BEGIN Raw data

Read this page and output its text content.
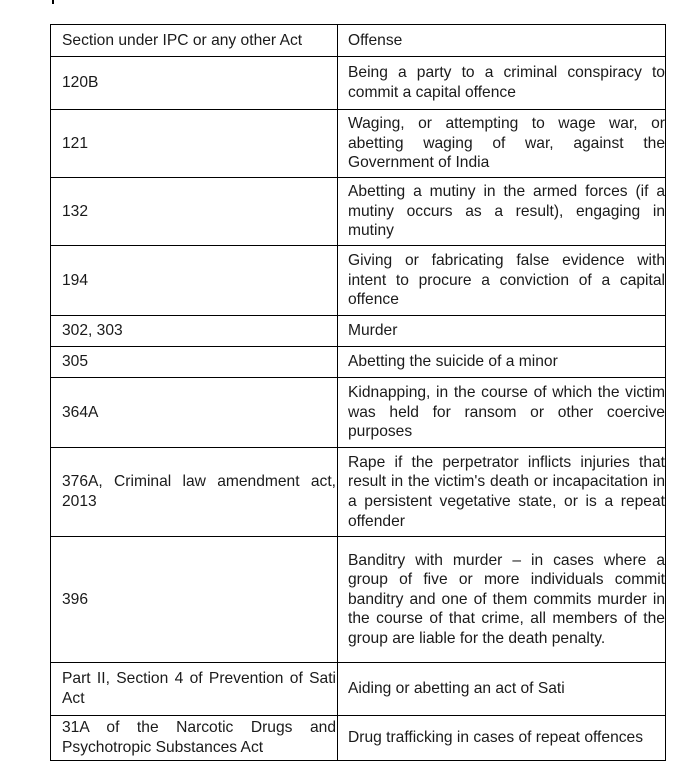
Section under IPC or any other Act	Offense
120B	Being a party to a criminal conspiracy to commit a capital offence
121	Waging, or attempting to wage war, or abetting waging of war, against the Government of India
132	Abetting a mutiny in the armed forces (if a mutiny occurs as a result), engaging in mutiny
194	Giving or fabricating false evidence with intent to procure a conviction of a capital offence
302, 303	Murder
305	Abetting the suicide of a minor
364A	Kidnapping, in the course of which the victim was held for ransom or other coercive purposes
376A, Criminal law amendment act, 2013	Rape if the perpetrator inflicts injuries that result in the victim's death or incapacitation in a persistent vegetative state, or is a repeat offender
396	Banditry with murder – in cases where a group of five or more individuals commit banditry and one of them commits murder in the course of that crime, all members of the group are liable for the death penalty.
Part II, Section 4 of Prevention of Sati Act	Aiding or abetting an act of Sati
31A of the Narcotic Drugs and Psychotropic Substances Act	Drug trafficking in cases of repeat offences
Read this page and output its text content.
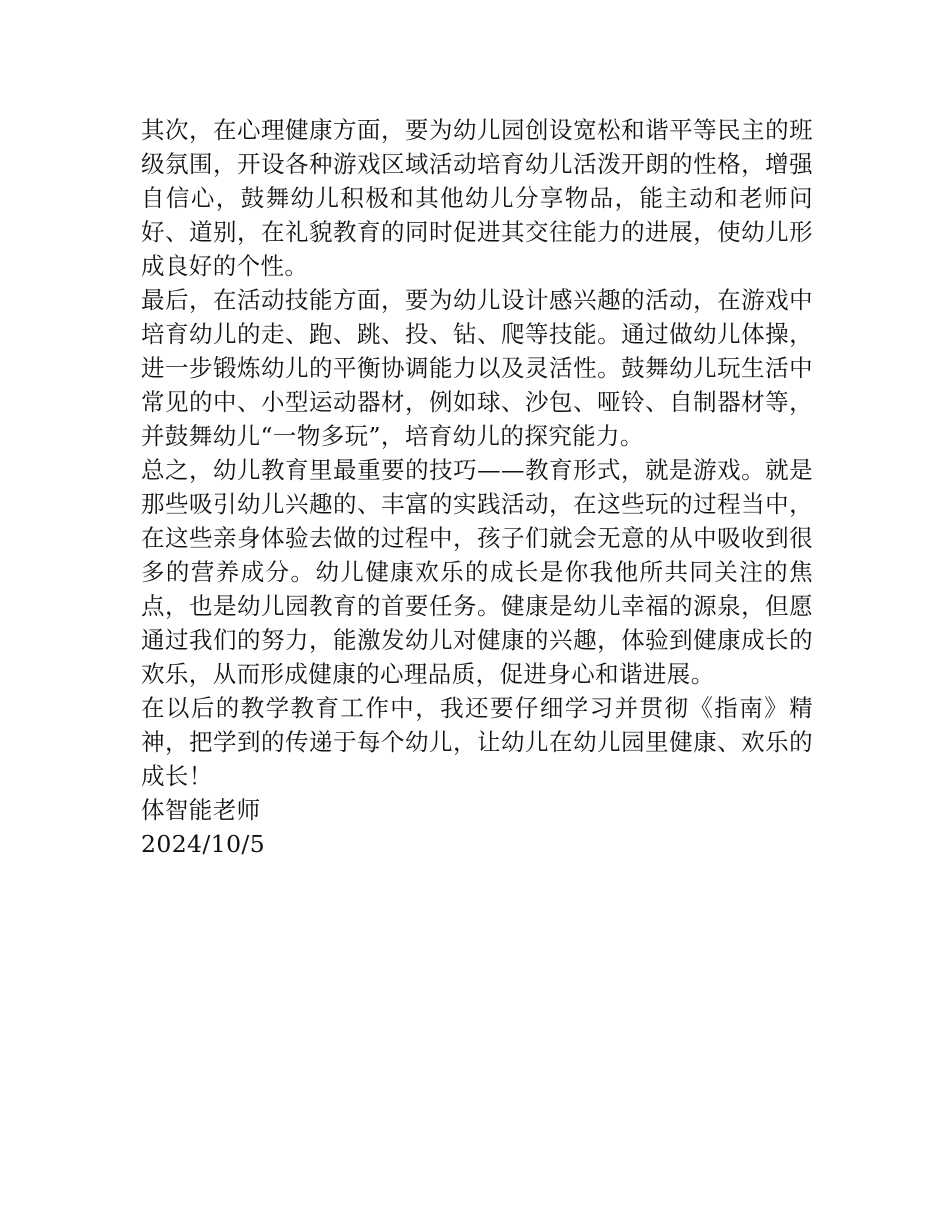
其次，在心理健康方面，要为幼儿园创设宽松和谐平等民主的班级氛围，开设各种游戏区域活动培育幼儿活泼开朗的性格，增强自信心，鼓舞幼儿积极和其他幼儿分享物品，能主动和老师问好、道别，在礼貌教育的同时促进其交往能力的进展，使幼儿形成良好的个性。

最后，在活动技能方面，要为幼儿设计感兴趣的活动，在游戏中培育幼儿的走、跑、跳、投、钻、爬等技能。通过做幼儿体操，进一步锻炼幼儿的平衡协调能力以及灵活性。鼓舞幼儿玩生活中常见的中、小型运动器材，例如球、沙包、哑铃、自制器材等，并鼓舞幼儿“一物多玩”，培育幼儿的探究能力。

总之，幼儿教育里最重要的技巧——教育形式，就是游戏。就是那些吸引幼儿兴趣的、丰富的实践活动，在这些玩的过程当中，在这些亲身体验去做的过程中，孩子们就会无意的从中吸收到很多的营养成分。幼儿健康欢乐的成长是你我他所共同关注的焦点，也是幼儿园教育的首要任务。健康是幼儿幸福的源泉，但愿通过我们的努力，能激发幼儿对健康的兴趣，体验到健康成长的欢乐，从而形成健康的心理品质，促进身心和谐进展。

在以后的教学教育工作中，我还要仔细学习并贯彻《指南》精神，把学到的传递于每个幼儿，让幼儿在幼儿园里健康、欢乐的成长！

体智能老师
2024/10/5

END Raw data

» **Work to do**
Say how many lines above hold the word "capital", giving only the count.

» **Full response**
2